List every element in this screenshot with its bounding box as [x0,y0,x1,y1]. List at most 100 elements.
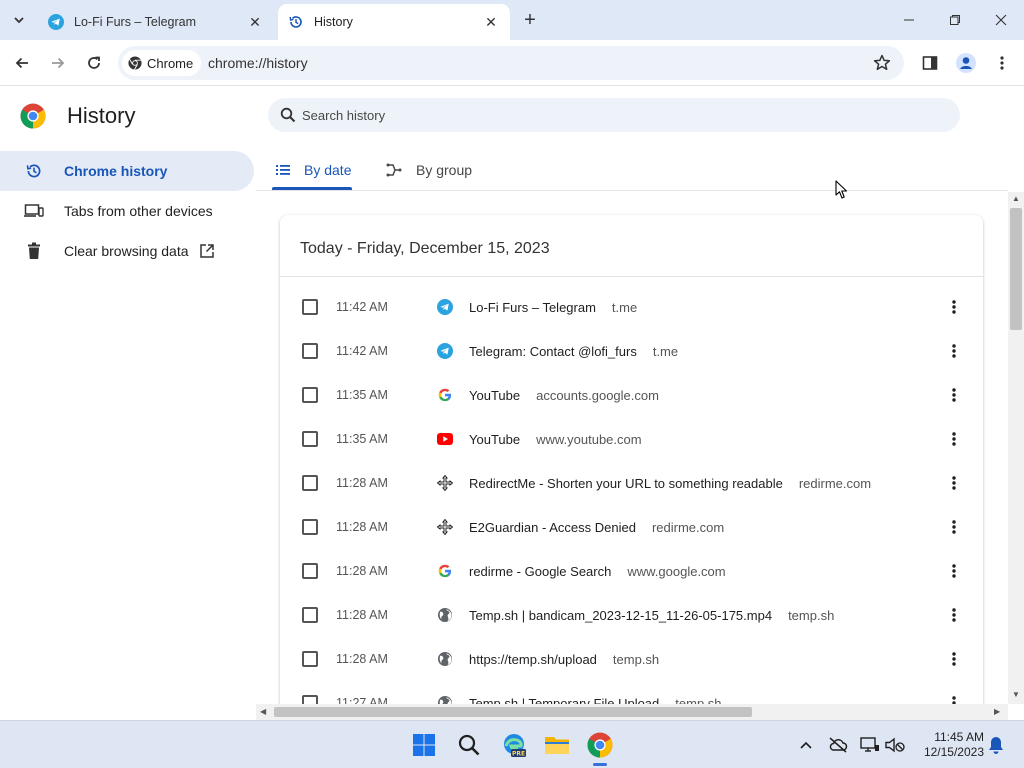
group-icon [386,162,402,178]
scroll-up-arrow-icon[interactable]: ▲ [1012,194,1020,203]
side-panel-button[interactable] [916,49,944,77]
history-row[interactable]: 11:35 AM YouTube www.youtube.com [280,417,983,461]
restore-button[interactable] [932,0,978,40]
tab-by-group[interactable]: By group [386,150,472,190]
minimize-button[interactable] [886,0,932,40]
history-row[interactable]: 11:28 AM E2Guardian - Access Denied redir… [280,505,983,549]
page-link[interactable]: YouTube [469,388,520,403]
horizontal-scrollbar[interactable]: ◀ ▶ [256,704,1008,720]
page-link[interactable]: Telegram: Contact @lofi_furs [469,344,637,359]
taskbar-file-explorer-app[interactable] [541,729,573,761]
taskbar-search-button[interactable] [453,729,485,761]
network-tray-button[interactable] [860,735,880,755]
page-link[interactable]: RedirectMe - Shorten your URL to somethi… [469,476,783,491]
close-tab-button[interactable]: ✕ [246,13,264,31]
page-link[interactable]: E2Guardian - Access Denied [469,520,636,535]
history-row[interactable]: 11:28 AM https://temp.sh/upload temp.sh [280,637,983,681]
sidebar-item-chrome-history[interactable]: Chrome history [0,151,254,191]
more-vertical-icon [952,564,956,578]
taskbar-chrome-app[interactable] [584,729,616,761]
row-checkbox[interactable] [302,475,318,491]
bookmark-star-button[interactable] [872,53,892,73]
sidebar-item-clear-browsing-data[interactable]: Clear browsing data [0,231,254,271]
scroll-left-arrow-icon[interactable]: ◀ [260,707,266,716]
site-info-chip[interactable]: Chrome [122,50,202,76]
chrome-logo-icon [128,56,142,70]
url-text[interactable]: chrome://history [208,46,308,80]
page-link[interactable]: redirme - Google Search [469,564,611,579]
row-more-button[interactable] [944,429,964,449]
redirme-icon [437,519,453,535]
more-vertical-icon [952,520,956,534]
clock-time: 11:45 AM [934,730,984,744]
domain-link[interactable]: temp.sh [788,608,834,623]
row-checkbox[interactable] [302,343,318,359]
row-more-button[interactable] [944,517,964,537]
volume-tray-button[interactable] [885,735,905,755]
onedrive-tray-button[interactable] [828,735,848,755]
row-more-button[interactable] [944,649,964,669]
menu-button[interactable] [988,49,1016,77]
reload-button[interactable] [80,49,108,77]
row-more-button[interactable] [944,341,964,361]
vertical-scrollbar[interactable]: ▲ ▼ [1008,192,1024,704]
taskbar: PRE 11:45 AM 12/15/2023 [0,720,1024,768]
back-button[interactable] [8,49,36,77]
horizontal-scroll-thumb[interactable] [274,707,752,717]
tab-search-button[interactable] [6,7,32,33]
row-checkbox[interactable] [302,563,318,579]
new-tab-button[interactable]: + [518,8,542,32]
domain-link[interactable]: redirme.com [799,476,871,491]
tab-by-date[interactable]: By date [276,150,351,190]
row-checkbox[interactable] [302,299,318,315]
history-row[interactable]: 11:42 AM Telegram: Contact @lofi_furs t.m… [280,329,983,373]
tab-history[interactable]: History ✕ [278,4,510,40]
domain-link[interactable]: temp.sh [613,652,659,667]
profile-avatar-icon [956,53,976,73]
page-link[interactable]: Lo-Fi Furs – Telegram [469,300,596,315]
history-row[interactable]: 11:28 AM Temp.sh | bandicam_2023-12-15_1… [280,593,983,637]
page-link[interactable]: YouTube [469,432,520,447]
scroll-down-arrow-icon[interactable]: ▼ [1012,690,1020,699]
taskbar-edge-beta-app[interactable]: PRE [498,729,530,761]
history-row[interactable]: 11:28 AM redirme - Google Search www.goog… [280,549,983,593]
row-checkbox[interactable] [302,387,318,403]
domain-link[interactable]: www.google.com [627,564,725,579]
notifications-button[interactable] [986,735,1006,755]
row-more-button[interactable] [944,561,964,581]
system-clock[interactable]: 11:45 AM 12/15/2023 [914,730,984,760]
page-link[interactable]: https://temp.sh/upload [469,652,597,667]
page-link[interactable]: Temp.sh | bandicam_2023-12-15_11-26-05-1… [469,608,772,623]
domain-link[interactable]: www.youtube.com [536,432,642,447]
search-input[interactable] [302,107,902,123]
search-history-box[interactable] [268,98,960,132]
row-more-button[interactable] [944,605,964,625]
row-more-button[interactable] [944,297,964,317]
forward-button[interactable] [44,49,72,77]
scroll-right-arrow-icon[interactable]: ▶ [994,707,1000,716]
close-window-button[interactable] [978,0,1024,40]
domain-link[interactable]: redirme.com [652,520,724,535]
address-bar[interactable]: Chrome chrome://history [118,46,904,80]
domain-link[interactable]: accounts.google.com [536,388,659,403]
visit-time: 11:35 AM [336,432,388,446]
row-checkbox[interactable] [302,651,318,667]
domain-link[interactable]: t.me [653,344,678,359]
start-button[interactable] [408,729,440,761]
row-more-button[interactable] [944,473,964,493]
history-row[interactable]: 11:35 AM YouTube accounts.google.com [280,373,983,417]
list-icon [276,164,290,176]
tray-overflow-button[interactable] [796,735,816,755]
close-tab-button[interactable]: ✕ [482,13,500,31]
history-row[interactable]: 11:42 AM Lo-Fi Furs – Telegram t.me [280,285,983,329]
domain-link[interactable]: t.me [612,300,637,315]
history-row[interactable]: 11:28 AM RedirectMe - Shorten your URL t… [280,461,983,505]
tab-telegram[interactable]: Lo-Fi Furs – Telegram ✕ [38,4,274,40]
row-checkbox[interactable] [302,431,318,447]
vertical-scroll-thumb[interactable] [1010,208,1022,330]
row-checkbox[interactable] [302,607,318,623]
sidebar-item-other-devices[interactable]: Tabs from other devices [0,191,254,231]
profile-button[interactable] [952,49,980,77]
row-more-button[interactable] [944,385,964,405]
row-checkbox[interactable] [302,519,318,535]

_ _ _ _ _

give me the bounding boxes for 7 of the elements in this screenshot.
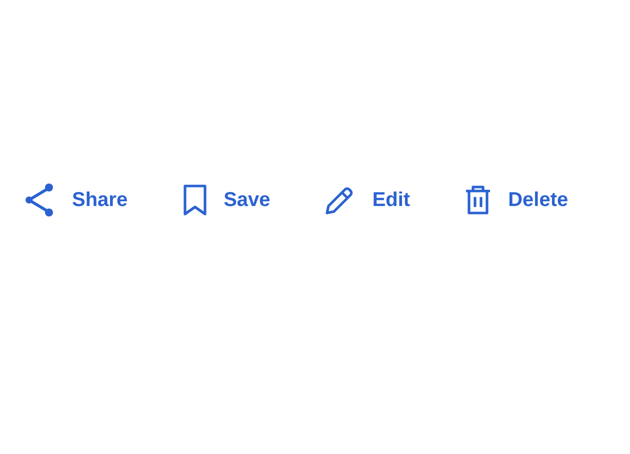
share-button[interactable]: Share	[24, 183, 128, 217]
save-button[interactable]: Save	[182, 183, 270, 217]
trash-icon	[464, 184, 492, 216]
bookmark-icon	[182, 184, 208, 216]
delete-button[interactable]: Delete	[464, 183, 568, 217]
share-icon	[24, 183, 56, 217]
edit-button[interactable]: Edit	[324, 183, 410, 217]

_ _ _ _ _

Present the lines from the one containing "give me the" to the one containing "184, 208, 216]", both included, as a Markdown table with the columns Number and Entry, numbering each row and skipping blank lines. Leave the pictures out.

| Number | Entry |
|---|---|
| 1 | give me the bounding boxes for 7 of the elements in this screenshot. |
| 2 | share-button[interactable]: Share	[24, 183, 128, 217] |
| 3 | save-button[interactable]: Save	[182, 183, 270, 217] |
| 4 | trash-icon	[464, 184, 492, 216] |
| 5 | bookmark-icon	[182, 184, 208, 216] |